— start —

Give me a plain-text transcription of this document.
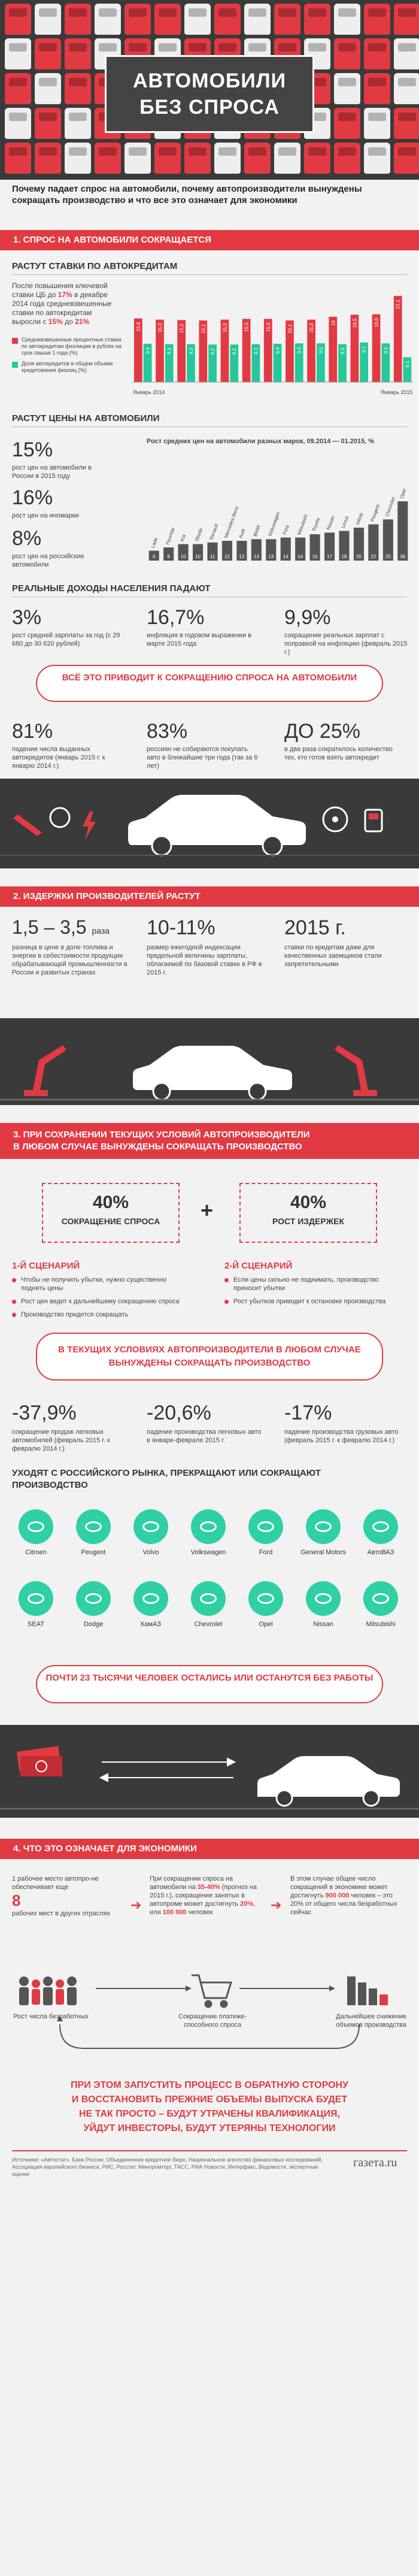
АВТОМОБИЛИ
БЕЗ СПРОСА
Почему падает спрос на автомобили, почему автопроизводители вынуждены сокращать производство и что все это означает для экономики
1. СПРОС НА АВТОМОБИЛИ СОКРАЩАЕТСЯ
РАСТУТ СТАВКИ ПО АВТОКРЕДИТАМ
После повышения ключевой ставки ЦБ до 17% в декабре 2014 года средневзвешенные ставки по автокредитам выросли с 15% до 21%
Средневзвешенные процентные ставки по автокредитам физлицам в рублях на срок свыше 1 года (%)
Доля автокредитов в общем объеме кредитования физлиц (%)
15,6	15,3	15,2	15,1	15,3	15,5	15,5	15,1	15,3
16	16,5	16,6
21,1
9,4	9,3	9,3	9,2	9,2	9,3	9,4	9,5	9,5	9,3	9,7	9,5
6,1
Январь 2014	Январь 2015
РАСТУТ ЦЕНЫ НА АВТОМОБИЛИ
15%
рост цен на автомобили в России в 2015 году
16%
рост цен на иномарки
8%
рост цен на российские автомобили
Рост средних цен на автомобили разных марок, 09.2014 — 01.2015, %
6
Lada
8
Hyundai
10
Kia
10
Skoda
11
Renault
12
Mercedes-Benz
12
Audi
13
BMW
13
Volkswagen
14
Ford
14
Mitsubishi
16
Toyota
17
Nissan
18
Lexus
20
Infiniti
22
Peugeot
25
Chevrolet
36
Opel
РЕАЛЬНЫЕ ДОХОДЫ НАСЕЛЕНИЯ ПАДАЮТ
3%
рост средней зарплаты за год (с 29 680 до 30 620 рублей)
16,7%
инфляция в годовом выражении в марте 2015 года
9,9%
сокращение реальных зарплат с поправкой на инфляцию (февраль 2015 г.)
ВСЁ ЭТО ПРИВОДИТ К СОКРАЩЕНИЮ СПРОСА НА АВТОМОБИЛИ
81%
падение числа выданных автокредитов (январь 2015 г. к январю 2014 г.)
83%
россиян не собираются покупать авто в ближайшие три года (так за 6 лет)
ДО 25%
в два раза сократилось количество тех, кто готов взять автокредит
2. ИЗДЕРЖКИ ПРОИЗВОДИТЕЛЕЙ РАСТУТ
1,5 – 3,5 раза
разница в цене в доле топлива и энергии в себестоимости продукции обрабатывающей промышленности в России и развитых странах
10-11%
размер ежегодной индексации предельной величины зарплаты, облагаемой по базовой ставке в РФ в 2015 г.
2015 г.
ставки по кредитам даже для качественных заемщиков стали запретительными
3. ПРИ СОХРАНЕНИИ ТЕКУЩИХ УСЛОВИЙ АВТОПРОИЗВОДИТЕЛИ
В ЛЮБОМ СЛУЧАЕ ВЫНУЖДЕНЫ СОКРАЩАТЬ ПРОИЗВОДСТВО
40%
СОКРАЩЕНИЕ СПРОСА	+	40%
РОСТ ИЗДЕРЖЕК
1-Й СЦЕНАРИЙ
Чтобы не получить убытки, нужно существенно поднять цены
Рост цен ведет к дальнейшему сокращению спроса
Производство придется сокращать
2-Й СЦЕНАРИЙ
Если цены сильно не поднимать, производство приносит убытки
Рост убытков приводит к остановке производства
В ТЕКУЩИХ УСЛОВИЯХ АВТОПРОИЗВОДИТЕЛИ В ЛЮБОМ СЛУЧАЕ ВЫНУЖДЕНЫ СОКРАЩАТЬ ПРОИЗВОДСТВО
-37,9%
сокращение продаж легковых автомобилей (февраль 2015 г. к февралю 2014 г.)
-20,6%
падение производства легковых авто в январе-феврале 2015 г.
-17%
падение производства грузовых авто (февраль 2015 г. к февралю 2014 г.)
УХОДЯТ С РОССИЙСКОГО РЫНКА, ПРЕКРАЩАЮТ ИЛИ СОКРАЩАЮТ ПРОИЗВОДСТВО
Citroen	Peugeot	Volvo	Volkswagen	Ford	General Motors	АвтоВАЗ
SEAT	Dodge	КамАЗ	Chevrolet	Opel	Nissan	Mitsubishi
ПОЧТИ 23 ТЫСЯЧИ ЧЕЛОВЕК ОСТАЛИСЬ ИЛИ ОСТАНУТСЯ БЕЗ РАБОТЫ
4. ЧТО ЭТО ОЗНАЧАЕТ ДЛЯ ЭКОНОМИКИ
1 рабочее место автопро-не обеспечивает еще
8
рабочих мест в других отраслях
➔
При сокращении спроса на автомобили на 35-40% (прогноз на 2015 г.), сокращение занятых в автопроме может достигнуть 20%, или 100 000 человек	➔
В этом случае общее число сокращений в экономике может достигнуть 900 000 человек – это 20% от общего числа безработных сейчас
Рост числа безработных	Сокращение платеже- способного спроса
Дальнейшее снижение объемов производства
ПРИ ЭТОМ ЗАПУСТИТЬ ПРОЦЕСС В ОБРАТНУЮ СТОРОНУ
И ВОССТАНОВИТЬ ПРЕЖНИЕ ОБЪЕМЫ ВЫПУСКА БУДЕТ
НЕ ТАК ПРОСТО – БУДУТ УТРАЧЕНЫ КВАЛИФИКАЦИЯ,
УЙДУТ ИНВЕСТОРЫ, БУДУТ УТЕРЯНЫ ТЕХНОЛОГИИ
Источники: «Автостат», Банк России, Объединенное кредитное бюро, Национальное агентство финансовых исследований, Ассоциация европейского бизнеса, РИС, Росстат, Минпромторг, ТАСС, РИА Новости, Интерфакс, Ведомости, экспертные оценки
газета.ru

— end —
— start —

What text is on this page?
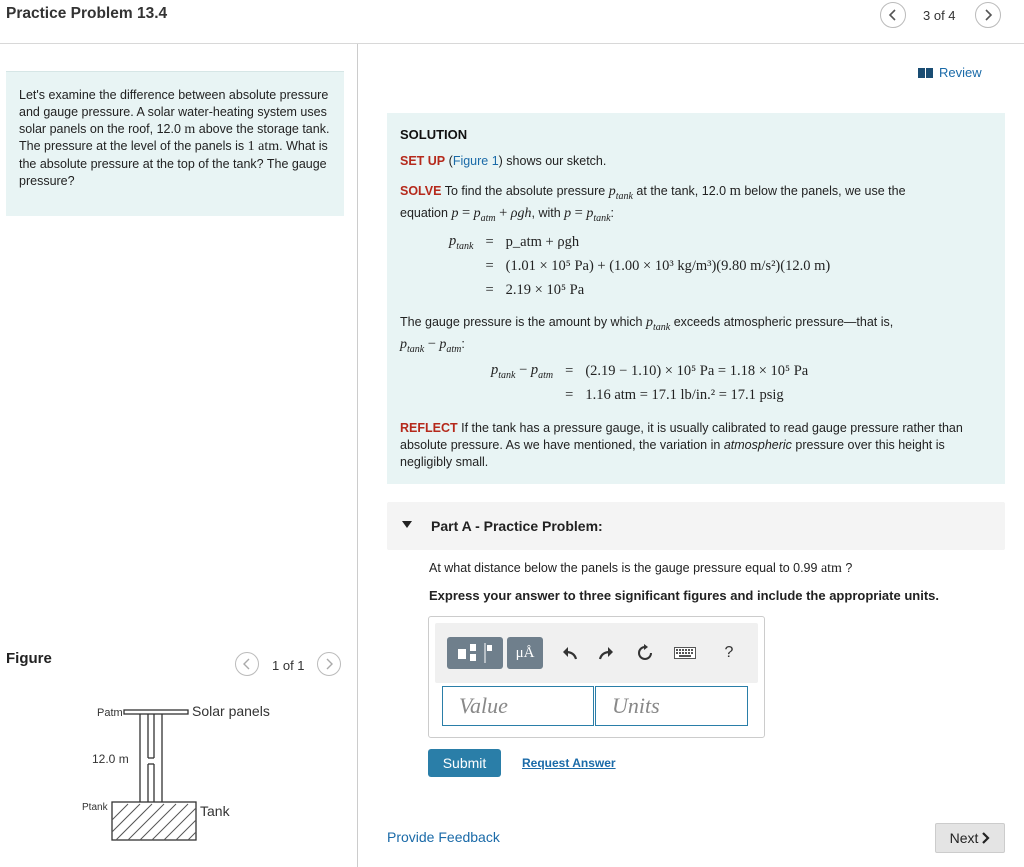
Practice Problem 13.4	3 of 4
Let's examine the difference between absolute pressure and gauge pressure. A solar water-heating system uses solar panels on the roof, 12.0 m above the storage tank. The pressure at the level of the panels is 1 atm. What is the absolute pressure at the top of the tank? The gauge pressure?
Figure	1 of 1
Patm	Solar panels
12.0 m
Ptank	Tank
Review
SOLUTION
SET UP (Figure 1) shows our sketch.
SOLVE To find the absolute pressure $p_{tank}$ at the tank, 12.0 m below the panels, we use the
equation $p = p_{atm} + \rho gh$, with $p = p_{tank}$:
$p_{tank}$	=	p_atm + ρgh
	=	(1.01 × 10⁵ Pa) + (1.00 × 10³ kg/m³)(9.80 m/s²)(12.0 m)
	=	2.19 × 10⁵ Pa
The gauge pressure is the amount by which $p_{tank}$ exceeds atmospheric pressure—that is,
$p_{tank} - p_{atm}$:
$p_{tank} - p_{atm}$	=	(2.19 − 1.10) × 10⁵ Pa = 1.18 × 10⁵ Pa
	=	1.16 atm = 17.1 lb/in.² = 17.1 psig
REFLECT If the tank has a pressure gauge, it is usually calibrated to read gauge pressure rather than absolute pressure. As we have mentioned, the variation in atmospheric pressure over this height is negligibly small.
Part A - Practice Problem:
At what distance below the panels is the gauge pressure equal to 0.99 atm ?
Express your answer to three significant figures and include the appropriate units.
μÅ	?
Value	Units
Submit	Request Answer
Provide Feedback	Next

— end —

Brief
Lines containing the word "Mitsubishi" are to be counted in the listing; state their number alone.

The output
2